Task goal. Reproduce all of the listing below without alteration.

Raw records:
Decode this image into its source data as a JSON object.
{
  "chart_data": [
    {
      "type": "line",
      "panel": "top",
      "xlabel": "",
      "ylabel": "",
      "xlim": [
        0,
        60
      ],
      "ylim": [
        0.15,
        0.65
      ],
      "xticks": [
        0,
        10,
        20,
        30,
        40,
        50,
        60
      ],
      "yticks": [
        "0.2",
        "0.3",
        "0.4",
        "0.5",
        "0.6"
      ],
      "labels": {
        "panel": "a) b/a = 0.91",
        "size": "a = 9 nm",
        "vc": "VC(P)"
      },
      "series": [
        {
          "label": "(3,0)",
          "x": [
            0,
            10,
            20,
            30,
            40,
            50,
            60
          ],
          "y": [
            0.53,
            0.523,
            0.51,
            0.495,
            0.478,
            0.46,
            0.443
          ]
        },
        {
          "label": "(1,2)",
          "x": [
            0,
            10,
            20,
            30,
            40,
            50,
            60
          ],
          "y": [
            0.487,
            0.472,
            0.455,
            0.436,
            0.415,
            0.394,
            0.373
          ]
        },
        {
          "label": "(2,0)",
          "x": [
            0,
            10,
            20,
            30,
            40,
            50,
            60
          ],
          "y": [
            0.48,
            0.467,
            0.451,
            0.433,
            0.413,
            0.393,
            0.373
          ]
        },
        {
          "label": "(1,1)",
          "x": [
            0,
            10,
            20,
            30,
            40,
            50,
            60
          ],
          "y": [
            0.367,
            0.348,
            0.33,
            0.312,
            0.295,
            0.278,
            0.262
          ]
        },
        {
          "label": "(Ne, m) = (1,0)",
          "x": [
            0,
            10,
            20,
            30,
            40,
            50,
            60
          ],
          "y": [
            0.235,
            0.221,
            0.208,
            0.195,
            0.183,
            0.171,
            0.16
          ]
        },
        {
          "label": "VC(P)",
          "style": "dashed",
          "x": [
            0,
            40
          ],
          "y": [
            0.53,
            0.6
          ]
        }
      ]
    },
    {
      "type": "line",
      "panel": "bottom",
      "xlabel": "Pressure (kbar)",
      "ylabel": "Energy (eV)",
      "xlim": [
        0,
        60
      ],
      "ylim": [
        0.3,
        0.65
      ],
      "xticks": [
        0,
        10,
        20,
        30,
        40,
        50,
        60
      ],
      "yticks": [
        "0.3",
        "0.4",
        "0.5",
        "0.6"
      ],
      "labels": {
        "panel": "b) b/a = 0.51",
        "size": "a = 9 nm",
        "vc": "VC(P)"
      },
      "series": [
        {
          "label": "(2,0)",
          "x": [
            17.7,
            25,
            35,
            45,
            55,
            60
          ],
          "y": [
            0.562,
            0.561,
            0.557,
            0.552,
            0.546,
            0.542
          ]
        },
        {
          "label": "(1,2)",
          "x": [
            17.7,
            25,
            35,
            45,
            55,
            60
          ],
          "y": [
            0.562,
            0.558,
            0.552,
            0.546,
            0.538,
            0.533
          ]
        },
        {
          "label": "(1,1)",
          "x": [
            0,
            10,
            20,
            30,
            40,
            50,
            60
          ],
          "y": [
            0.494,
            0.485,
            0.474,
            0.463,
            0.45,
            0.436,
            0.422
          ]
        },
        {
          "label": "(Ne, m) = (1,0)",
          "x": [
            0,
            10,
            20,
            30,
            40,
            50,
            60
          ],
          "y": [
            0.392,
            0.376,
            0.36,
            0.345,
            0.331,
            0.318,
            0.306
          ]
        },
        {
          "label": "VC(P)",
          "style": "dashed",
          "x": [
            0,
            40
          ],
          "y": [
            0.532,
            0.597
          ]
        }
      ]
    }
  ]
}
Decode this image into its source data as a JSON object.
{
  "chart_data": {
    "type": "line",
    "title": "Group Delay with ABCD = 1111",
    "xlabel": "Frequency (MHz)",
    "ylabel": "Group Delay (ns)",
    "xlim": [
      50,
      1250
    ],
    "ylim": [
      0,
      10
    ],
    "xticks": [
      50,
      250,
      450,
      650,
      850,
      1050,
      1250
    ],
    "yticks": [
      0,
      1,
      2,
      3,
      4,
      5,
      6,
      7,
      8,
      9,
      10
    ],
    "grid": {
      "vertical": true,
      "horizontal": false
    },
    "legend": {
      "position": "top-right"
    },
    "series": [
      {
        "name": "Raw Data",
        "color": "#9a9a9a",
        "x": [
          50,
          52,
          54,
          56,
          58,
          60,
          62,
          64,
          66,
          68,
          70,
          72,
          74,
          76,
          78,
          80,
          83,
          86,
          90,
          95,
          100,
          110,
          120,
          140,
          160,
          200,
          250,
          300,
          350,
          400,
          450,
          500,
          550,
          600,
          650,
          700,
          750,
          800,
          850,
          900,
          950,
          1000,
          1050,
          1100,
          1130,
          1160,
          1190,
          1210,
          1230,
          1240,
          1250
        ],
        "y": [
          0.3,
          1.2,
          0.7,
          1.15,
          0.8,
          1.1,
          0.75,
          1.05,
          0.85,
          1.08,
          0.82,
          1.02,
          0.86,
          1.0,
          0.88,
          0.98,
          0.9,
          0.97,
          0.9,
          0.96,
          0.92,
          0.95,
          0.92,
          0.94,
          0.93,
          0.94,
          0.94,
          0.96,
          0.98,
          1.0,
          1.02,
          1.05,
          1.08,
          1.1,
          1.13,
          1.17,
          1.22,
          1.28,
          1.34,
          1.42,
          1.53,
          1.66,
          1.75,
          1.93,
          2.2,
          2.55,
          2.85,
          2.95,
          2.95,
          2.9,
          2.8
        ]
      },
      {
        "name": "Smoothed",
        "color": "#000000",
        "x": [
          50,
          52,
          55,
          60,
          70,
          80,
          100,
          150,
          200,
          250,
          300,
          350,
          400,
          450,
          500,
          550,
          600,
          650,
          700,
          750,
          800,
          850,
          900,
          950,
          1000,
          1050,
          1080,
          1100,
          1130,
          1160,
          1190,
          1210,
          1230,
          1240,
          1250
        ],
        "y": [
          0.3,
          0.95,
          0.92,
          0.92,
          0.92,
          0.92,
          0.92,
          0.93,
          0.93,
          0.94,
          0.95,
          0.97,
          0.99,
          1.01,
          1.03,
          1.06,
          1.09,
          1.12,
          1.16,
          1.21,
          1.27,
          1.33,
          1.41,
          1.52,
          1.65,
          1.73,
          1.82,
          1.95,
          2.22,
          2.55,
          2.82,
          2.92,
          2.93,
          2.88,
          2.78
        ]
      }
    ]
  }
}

Output.
Decode this image into its source data as a JSON object.
{
  "chart_data": [
    {
      "type": "line",
      "panel": "top",
      "xlabel": "",
      "ylabel": "",
      "xlim": [
        0,
        60
      ],
      "ylim": [
        0.15,
        0.65
      ],
      "xticks": [
        0,
        10,
        20,
        30,
        40,
        50,
        60
      ],
      "yticks": [
        "0.2",
        "0.3",
        "0.4",
        "0.5",
        "0.6"
      ],
      "labels": {
        "panel": "a) b/a = 0.91",
        "size": "a = 9 nm",
        "vc": "VC(P)"
      },
      "series": [
        {
          "label": "(3,0)",
          "x": [
            0,
            10,
            20,
            30,
            40,
            50,
            60
          ],
          "y": [
            0.53,
            0.523,
            0.51,
            0.495,
            0.478,
            0.46,
            0.443
          ]
        },
        {
          "label": "(1,2)",
          "x": [
            0,
            10,
            20,
            30,
            40,
            50,
            60
          ],
          "y": [
            0.487,
            0.472,
            0.455,
            0.436,
            0.415,
            0.394,
            0.373
          ]
        },
        {
          "label": "(2,0)",
          "x": [
            0,
            10,
            20,
            30,
            40,
            50,
            60
          ],
          "y": [
            0.48,
            0.467,
            0.451,
            0.433,
            0.413,
            0.393,
            0.373
          ]
        },
        {
          "label": "(1,1)",
          "x": [
            0,
            10,
            20,
            30,
            40,
            50,
            60
          ],
          "y": [
            0.367,
            0.348,
            0.33,
            0.312,
            0.295,
            0.278,
            0.262
          ]
        },
        {
          "label": "(Ne, m) = (1,0)",
          "x": [
            0,
            10,
            20,
            30,
            40,
            50,
            60
          ],
          "y": [
            0.235,
            0.221,
            0.208,
            0.195,
            0.183,
            0.171,
            0.16
          ]
        },
        {
          "label": "VC(P)",
          "style": "dashed",
          "x": [
            0,
            40
          ],
          "y": [
            0.53,
            0.6
          ]
        }
      ]
    },
    {
      "type": "line",
      "panel": "bottom",
      "xlabel": "Pressure (kbar)",
      "ylabel": "Energy (eV)",
      "xlim": [
        0,
        60
      ],
      "ylim": [
        0.3,
        0.65
      ],
      "xticks": [
        0,
        10,
        20,
        30,
        40,
        50,
        60
      ],
      "yticks": [
        "0.3",
        "0.4",
        "0.5",
        "0.6"
      ],
      "labels": {
        "panel": "b) b/a = 0.51",
        "size": "a = 9 nm",
        "vc": "VC(P)"
      },
      "series": [
        {
          "label": "(2,0)",
          "x": [
            17.7,
            25,
            35,
            45,
            55,
            60
          ],
          "y": [
            0.562,
            0.561,
            0.557,
            0.552,
            0.546,
            0.542
          ]
        },
        {
          "label": "(1,2)",
          "x": [
            17.7,
            25,
            35,
            45,
            55,
            60
          ],
          "y": [
            0.562,
            0.558,
            0.552,
            0.546,
            0.538,
            0.533
          ]
        },
        {
          "label": "(1,1)",
          "x": [
            0,
            10,
            20,
            30,
            40,
            50,
            60
          ],
          "y": [
            0.494,
            0.485,
            0.474,
            0.463,
            0.45,
            0.436,
            0.422
          ]
        },
        {
          "label": "(Ne, m) = (1,0)",
          "x": [
            0,
            10,
            20,
            30,
            40,
            50,
            60
          ],
          "y": [
            0.392,
            0.376,
            0.36,
            0.345,
            0.331,
            0.318,
            0.306
          ]
        },
        {
          "label": "VC(P)",
          "style": "dashed",
          "x": [
            0,
            40
          ],
          "y": [
            0.532,
            0.597
          ]
        }
      ]
    }
  ]
}
Decode this image into its source data as a JSON object.
{
  "chart_data": {
    "type": "line",
    "title": "Group Delay with ABCD = 1111",
    "xlabel": "Frequency (MHz)",
    "ylabel": "Group Delay (ns)",
    "xlim": [
      50,
      1250
    ],
    "ylim": [
      0,
      10
    ],
    "xticks": [
      50,
      250,
      450,
      650,
      850,
      1050,
      1250
    ],
    "yticks": [
      0,
      1,
      2,
      3,
      4,
      5,
      6,
      7,
      8,
      9,
      10
    ],
    "grid": {
      "vertical": true,
      "horizontal": false
    },
    "legend": {
      "position": "top-right"
    },
    "series": [
      {
        "name": "Raw Data",
        "color": "#9a9a9a",
        "x": [
          50,
          52,
          54,
          56,
          58,
          60,
          62,
          64,
          66,
          68,
          70,
          72,
          74,
          76,
          78,
          80,
          83,
          86,
          90,
          95,
          100,
          110,
          120,
          140,
          160,
          200,
          250,
          300,
          350,
          400,
          450,
          500,
          550,
          600,
          650,
          700,
          750,
          800,
          850,
          900,
          950,
          1000,
          1050,
          1100,
          1130,
          1160,
          1190,
          1210,
          1230,
          1240,
          1250
        ],
        "y": [
          0.3,
          1.2,
          0.7,
          1.15,
          0.8,
          1.1,
          0.75,
          1.05,
          0.85,
          1.08,
          0.82,
          1.02,
          0.86,
          1.0,
          0.88,
          0.98,
          0.9,
          0.97,
          0.9,
          0.96,
          0.92,
          0.95,
          0.92,
          0.94,
          0.93,
          0.94,
          0.94,
          0.96,
          0.98,
          1.0,
          1.02,
          1.05,
          1.08,
          1.1,
          1.13,
          1.17,
          1.22,
          1.28,
          1.34,
          1.42,
          1.53,
          1.66,
          1.75,
          1.93,
          2.2,
          2.55,
          2.85,
          2.95,
          2.95,
          2.9,
          2.8
        ]
      },
      {
        "name": "Smoothed",
        "color": "#000000",
        "x": [
          50,
          52,
          55,
          60,
          70,
          80,
          100,
          150,
          200,
          250,
          300,
          350,
          400,
          450,
          500,
          550,
          600,
          650,
          700,
          750,
          800,
          850,
          900,
          950,
          1000,
          1050,
          1080,
          1100,
          1130,
          1160,
          1190,
          1210,
          1230,
          1240,
          1250
        ],
        "y": [
          0.3,
          0.95,
          0.92,
          0.92,
          0.92,
          0.92,
          0.92,
          0.93,
          0.93,
          0.94,
          0.95,
          0.97,
          0.99,
          1.01,
          1.03,
          1.06,
          1.09,
          1.12,
          1.16,
          1.21,
          1.27,
          1.33,
          1.41,
          1.52,
          1.65,
          1.73,
          1.82,
          1.95,
          2.22,
          2.55,
          2.82,
          2.92,
          2.93,
          2.88,
          2.78
        ]
      }
    ]
  }
}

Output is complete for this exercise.